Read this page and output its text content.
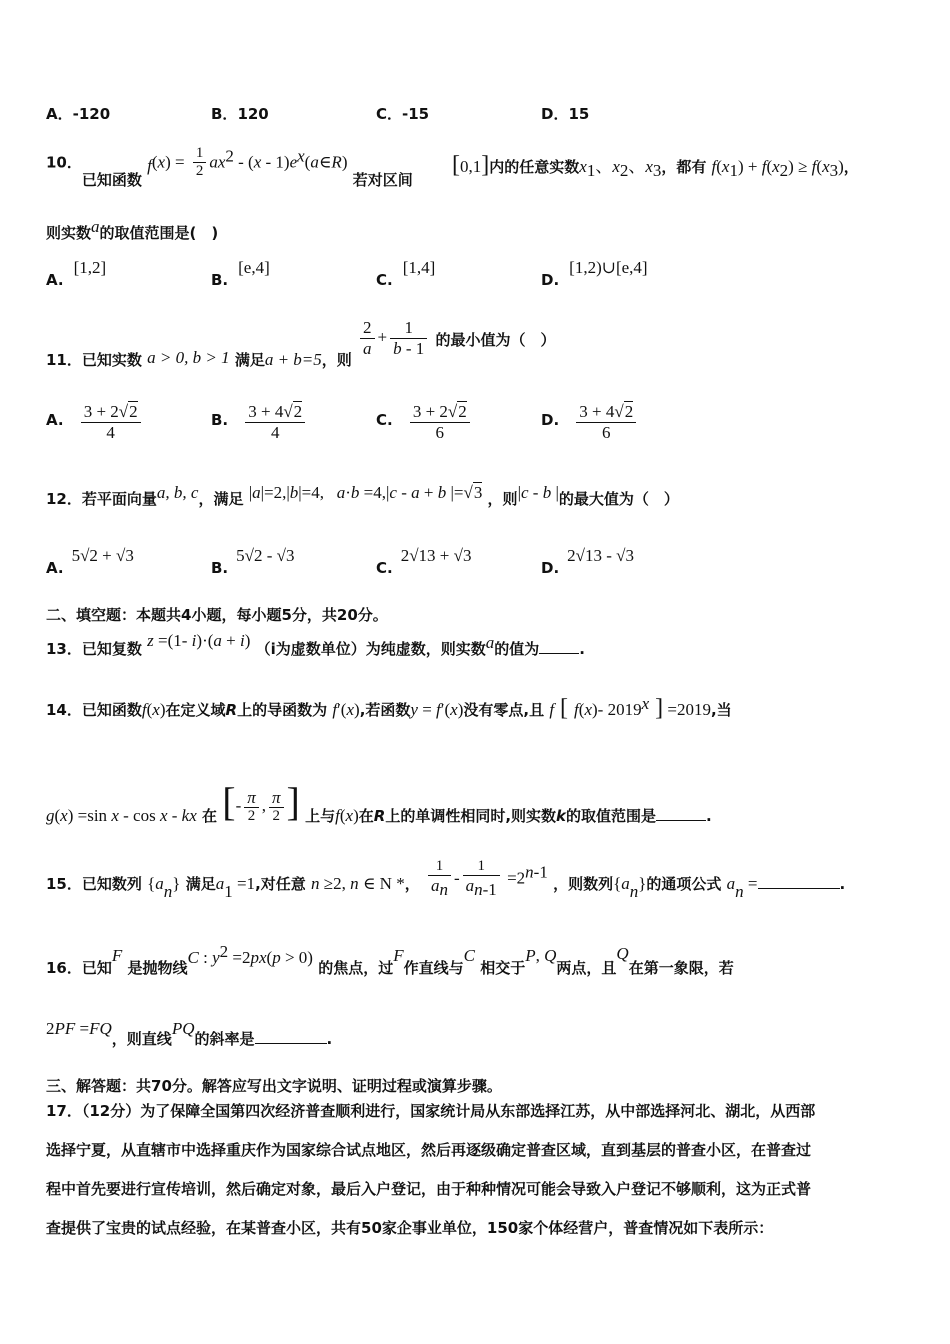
A．-120	B．120	C．-15	D．15
10．已知函数 $f(x) = \frac{1}{2} ax^2 - (x$ - $1)e^x(a\in R)$ 若对区间
[0,1]内的任意实数$x_1$、$x_2$、$x_3$，都有 $f(x_1) + f(x_2) \ge f(x_3)$，
则实数a的取值范围是(　)
A.[1,2]
B.[e,4]
C.[1,4]
D.[1,2)∪[e,4]
11．已知实数 a > 0, b > 1 满足a + b=5，则
$\frac{2}{a} + \frac{1}{b - 1}$ 的最小值为（　）
A. $\frac{3 + 2√2}{4}$	B. $\frac{3 + 4√2}{4}$	C. $\frac{3 + 2√2}{6}$	D. $\frac{3 + 4√2}{6}$
12．若平面向量a, b, c，满足 |a|=2,|b|=4,   a·b =4,|c - a + b |=√3 ，则|c - b |的最大值为（　）
A.5√2 + √3
B.5√2 - √3
C.2√13 + √3
D.2√13 - √3
二、填空题：本题共4小题，每小题5分，共20分。
13．已知复数 z =(1- i)·(a + i) （i为虚数单位）为纯虚数，则实数a的值为	.
14．已知函数f(x)在定义域R上的导函数为 f′(x),若函数y = f′(x)没有零点,且 f [ f(x)- 2019$^x$ ] =2019,当
g(x) =sin x - cos x - kx 在 [- $\frac{\pi}{2}$ , $\frac{\pi}{2}$ ] 上与f(x)在R上的单调性相同时,则实数k的取值范围是	.
15．已知数列 $\{a_n\}$ 满足$a_1 =1$,对任意 n ≥2, n ∈ N *， $\frac{1}{a_n} - \frac{1}{a_{n-1}} =2^{n-1}$ ，则数列$\{a_n\}$的通项公式 $a_n$ =	.
16．已知F 是抛物线C : $y^2 =2px(p > 0)$ 的焦点，过F作直线与C 相交于P, Q两点，且Q在第一象限，若
2PF =FQ，则直线PQ的斜率是	.
三、解答题：共70分。解答应写出文字说明、证明过程或演算步骤。
17．（12分）为了保障全国第四次经济普查顺利进行，国家统计局从东部选择江苏，从中部选择河北、湖北，从西部
选择宁夏，从直辖市中选择重庆作为国家综合试点地区，然后再逐级确定普查区域，直到基层的普查小区，在普查过
程中首先要进行宣传培训，然后确定对象，最后入户登记，由于种种情况可能会导致入户登记不够顺利，这为正式普
查提供了宝贵的试点经验，在某普查小区，共有50家企事业单位，150家个体经营户，普查情况如下表所示：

--------------------------------------------------

_PROBLEM TO SOLVE:_ Where a line contains the string "frac", extract that line.

_SOLUTION BELOW:_
10．已知函数 $f(x) = \frac{1}{2} ax^2 - (x$ - $1)e^x(a\in R)$ 若对区间
$\frac{2}{a} + \frac{1}{b - 1}$ 的最小值为（　）
A. $\frac{3 + 2√2}{4}$	B. $\frac{3 + 4√2}{4}$	C. $\frac{3 + 2√2}{6}$	D. $\frac{3 + 4√2}{6}$
g(x) =sin x - cos x - kx 在 [- $\frac{\pi}{2}$ , $\frac{\pi}{2}$ ] 上与f(x)在R上的单调性相同时,则实数k的取值范围是	.
15．已知数列 $\{a_n\}$ 满足$a_1 =1$,对任意 n ≥2, n ∈ N *， $\frac{1}{a_n} - \frac{1}{a_{n-1}} =2^{n-1}$ ，则数列$\{a_n\}$的通项公式 $a_n$ =	.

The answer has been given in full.